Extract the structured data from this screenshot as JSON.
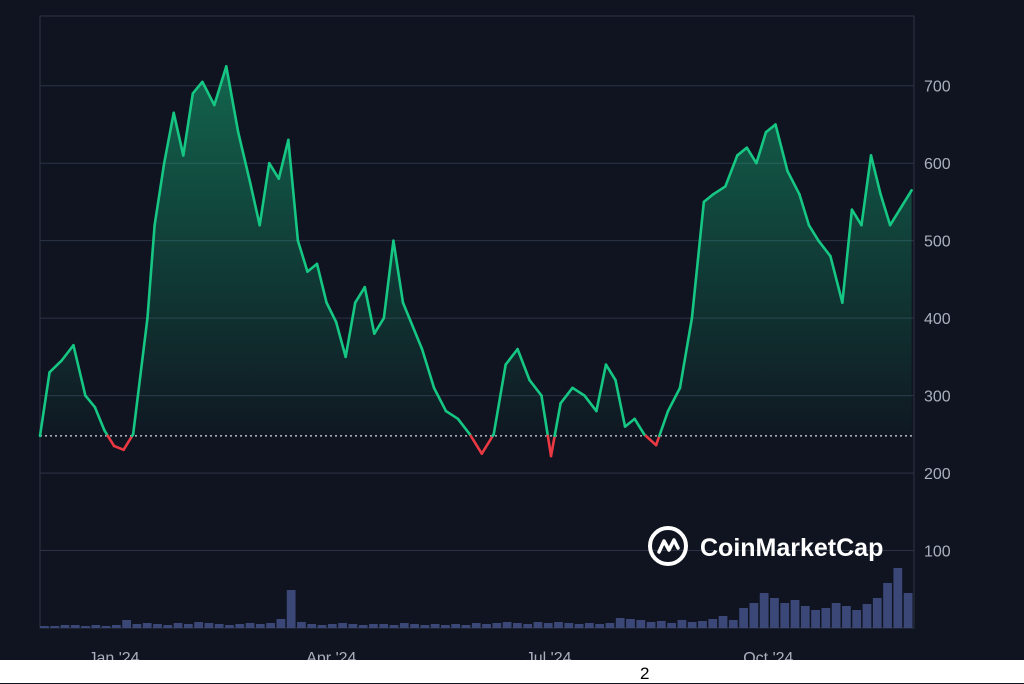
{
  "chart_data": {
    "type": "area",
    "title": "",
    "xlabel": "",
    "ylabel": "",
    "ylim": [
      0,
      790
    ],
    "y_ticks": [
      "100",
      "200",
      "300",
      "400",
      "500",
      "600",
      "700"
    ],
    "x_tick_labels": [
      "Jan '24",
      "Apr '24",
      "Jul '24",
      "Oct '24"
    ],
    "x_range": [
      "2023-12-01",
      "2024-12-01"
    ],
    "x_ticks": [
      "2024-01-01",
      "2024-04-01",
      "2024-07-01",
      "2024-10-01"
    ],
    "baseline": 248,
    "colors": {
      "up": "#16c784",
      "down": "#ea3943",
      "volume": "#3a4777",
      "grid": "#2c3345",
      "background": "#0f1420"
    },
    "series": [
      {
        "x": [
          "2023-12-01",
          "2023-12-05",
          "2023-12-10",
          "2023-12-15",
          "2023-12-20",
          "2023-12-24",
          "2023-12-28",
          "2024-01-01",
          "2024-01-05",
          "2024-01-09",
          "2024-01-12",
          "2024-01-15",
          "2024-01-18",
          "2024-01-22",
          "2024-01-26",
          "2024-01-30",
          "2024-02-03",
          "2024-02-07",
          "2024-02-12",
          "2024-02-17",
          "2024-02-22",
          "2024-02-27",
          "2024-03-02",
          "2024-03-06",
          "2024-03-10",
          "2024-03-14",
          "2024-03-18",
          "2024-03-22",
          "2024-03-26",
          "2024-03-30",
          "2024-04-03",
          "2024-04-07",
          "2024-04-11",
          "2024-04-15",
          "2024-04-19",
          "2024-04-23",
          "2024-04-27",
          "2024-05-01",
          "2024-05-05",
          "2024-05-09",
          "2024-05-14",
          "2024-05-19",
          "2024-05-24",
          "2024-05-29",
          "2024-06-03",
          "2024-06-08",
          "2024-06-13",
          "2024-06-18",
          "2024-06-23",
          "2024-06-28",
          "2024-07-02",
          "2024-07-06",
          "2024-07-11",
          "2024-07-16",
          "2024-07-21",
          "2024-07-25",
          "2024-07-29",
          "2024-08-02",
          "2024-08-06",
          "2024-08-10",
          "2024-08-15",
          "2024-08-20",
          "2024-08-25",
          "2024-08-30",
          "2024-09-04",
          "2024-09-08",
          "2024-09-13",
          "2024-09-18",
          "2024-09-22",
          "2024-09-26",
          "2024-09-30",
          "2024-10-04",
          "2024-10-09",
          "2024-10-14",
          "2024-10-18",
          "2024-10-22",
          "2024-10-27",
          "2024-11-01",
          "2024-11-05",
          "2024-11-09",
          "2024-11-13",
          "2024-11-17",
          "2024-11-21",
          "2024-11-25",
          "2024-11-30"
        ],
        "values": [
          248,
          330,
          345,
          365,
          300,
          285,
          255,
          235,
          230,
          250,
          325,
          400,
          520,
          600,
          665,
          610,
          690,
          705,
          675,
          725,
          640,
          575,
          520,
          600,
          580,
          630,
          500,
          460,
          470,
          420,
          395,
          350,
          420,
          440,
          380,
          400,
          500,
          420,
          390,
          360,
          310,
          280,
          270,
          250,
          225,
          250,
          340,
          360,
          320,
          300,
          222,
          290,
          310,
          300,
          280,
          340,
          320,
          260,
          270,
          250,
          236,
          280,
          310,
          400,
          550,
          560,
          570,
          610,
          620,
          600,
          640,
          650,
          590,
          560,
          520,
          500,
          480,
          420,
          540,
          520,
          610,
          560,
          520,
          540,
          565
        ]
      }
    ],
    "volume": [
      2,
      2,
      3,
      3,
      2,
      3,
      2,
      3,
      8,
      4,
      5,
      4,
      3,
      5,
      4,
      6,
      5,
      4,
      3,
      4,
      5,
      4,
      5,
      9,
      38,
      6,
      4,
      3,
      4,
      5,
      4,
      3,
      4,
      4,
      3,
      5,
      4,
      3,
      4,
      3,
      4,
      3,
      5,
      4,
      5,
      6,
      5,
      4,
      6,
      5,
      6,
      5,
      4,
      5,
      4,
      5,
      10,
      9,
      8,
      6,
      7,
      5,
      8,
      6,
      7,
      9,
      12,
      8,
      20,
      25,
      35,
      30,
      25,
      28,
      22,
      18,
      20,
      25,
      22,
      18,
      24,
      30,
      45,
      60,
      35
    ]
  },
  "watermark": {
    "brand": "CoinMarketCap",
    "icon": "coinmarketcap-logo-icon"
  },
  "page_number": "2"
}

TASK DIRECTIONS
Omit the pictures. Transcribe every record exactly.

FULL ANSWER
Extract the structured data from this screenshot as JSON.
{
  "chart_data": {
    "type": "area",
    "title": "",
    "xlabel": "",
    "ylabel": "",
    "ylim": [
      0,
      790
    ],
    "y_ticks": [
      "100",
      "200",
      "300",
      "400",
      "500",
      "600",
      "700"
    ],
    "x_tick_labels": [
      "Jan '24",
      "Apr '24",
      "Jul '24",
      "Oct '24"
    ],
    "x_range": [
      "2023-12-01",
      "2024-12-01"
    ],
    "x_ticks": [
      "2024-01-01",
      "2024-04-01",
      "2024-07-01",
      "2024-10-01"
    ],
    "baseline": 248,
    "colors": {
      "up": "#16c784",
      "down": "#ea3943",
      "volume": "#3a4777",
      "grid": "#2c3345",
      "background": "#0f1420"
    },
    "series": [
      {
        "x": [
          "2023-12-01",
          "2023-12-05",
          "2023-12-10",
          "2023-12-15",
          "2023-12-20",
          "2023-12-24",
          "2023-12-28",
          "2024-01-01",
          "2024-01-05",
          "2024-01-09",
          "2024-01-12",
          "2024-01-15",
          "2024-01-18",
          "2024-01-22",
          "2024-01-26",
          "2024-01-30",
          "2024-02-03",
          "2024-02-07",
          "2024-02-12",
          "2024-02-17",
          "2024-02-22",
          "2024-02-27",
          "2024-03-02",
          "2024-03-06",
          "2024-03-10",
          "2024-03-14",
          "2024-03-18",
          "2024-03-22",
          "2024-03-26",
          "2024-03-30",
          "2024-04-03",
          "2024-04-07",
          "2024-04-11",
          "2024-04-15",
          "2024-04-19",
          "2024-04-23",
          "2024-04-27",
          "2024-05-01",
          "2024-05-05",
          "2024-05-09",
          "2024-05-14",
          "2024-05-19",
          "2024-05-24",
          "2024-05-29",
          "2024-06-03",
          "2024-06-08",
          "2024-06-13",
          "2024-06-18",
          "2024-06-23",
          "2024-06-28",
          "2024-07-02",
          "2024-07-06",
          "2024-07-11",
          "2024-07-16",
          "2024-07-21",
          "2024-07-25",
          "2024-07-29",
          "2024-08-02",
          "2024-08-06",
          "2024-08-10",
          "2024-08-15",
          "2024-08-20",
          "2024-08-25",
          "2024-08-30",
          "2024-09-04",
          "2024-09-08",
          "2024-09-13",
          "2024-09-18",
          "2024-09-22",
          "2024-09-26",
          "2024-09-30",
          "2024-10-04",
          "2024-10-09",
          "2024-10-14",
          "2024-10-18",
          "2024-10-22",
          "2024-10-27",
          "2024-11-01",
          "2024-11-05",
          "2024-11-09",
          "2024-11-13",
          "2024-11-17",
          "2024-11-21",
          "2024-11-25",
          "2024-11-30"
        ],
        "values": [
          248,
          330,
          345,
          365,
          300,
          285,
          255,
          235,
          230,
          250,
          325,
          400,
          520,
          600,
          665,
          610,
          690,
          705,
          675,
          725,
          640,
          575,
          520,
          600,
          580,
          630,
          500,
          460,
          470,
          420,
          395,
          350,
          420,
          440,
          380,
          400,
          500,
          420,
          390,
          360,
          310,
          280,
          270,
          250,
          225,
          250,
          340,
          360,
          320,
          300,
          222,
          290,
          310,
          300,
          280,
          340,
          320,
          260,
          270,
          250,
          236,
          280,
          310,
          400,
          550,
          560,
          570,
          610,
          620,
          600,
          640,
          650,
          590,
          560,
          520,
          500,
          480,
          420,
          540,
          520,
          610,
          560,
          520,
          540,
          565
        ]
      }
    ],
    "volume": [
      2,
      2,
      3,
      3,
      2,
      3,
      2,
      3,
      8,
      4,
      5,
      4,
      3,
      5,
      4,
      6,
      5,
      4,
      3,
      4,
      5,
      4,
      5,
      9,
      38,
      6,
      4,
      3,
      4,
      5,
      4,
      3,
      4,
      4,
      3,
      5,
      4,
      3,
      4,
      3,
      4,
      3,
      5,
      4,
      5,
      6,
      5,
      4,
      6,
      5,
      6,
      5,
      4,
      5,
      4,
      5,
      10,
      9,
      8,
      6,
      7,
      5,
      8,
      6,
      7,
      9,
      12,
      8,
      20,
      25,
      35,
      30,
      25,
      28,
      22,
      18,
      20,
      25,
      22,
      18,
      24,
      30,
      45,
      60,
      35
    ]
  },
  "watermark": {
    "brand": "CoinMarketCap",
    "icon": "coinmarketcap-logo-icon"
  },
  "page_number": "2"
}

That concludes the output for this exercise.